[Figure record extracts]
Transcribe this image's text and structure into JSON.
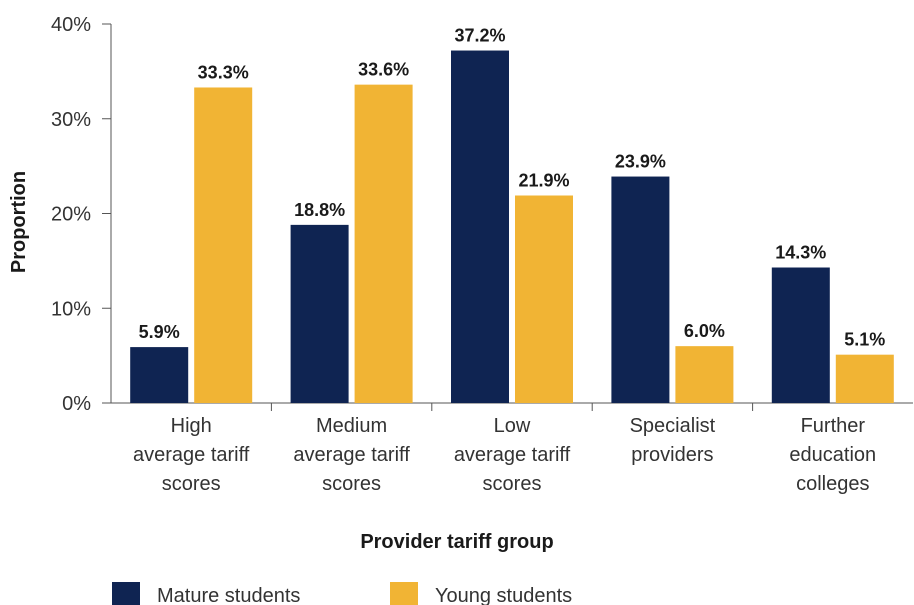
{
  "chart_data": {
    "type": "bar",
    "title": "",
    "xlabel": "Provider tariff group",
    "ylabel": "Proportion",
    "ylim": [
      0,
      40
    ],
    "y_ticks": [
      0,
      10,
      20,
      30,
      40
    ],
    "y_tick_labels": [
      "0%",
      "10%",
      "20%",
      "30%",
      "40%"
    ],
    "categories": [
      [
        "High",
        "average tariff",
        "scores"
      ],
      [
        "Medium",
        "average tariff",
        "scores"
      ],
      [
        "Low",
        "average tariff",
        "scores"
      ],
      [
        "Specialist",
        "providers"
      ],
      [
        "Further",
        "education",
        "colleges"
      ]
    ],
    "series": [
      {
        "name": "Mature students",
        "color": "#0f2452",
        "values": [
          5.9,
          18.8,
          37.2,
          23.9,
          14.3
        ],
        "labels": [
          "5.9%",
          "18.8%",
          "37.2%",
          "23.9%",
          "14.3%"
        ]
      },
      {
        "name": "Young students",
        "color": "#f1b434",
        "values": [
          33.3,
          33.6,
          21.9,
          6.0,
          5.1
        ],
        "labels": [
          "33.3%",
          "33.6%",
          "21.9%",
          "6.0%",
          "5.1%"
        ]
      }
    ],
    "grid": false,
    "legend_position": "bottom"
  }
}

Aim of the exercise: Omit the pictures and give the material again, exactly and in full.

Expected output:
Transcribe this image's text and structure into JSON.
{
  "chart_data": {
    "type": "bar",
    "title": "",
    "xlabel": "Provider tariff group",
    "ylabel": "Proportion",
    "ylim": [
      0,
      40
    ],
    "y_ticks": [
      0,
      10,
      20,
      30,
      40
    ],
    "y_tick_labels": [
      "0%",
      "10%",
      "20%",
      "30%",
      "40%"
    ],
    "categories": [
      [
        "High",
        "average tariff",
        "scores"
      ],
      [
        "Medium",
        "average tariff",
        "scores"
      ],
      [
        "Low",
        "average tariff",
        "scores"
      ],
      [
        "Specialist",
        "providers"
      ],
      [
        "Further",
        "education",
        "colleges"
      ]
    ],
    "series": [
      {
        "name": "Mature students",
        "color": "#0f2452",
        "values": [
          5.9,
          18.8,
          37.2,
          23.9,
          14.3
        ],
        "labels": [
          "5.9%",
          "18.8%",
          "37.2%",
          "23.9%",
          "14.3%"
        ]
      },
      {
        "name": "Young students",
        "color": "#f1b434",
        "values": [
          33.3,
          33.6,
          21.9,
          6.0,
          5.1
        ],
        "labels": [
          "33.3%",
          "33.6%",
          "21.9%",
          "6.0%",
          "5.1%"
        ]
      }
    ],
    "grid": false,
    "legend_position": "bottom"
  }
}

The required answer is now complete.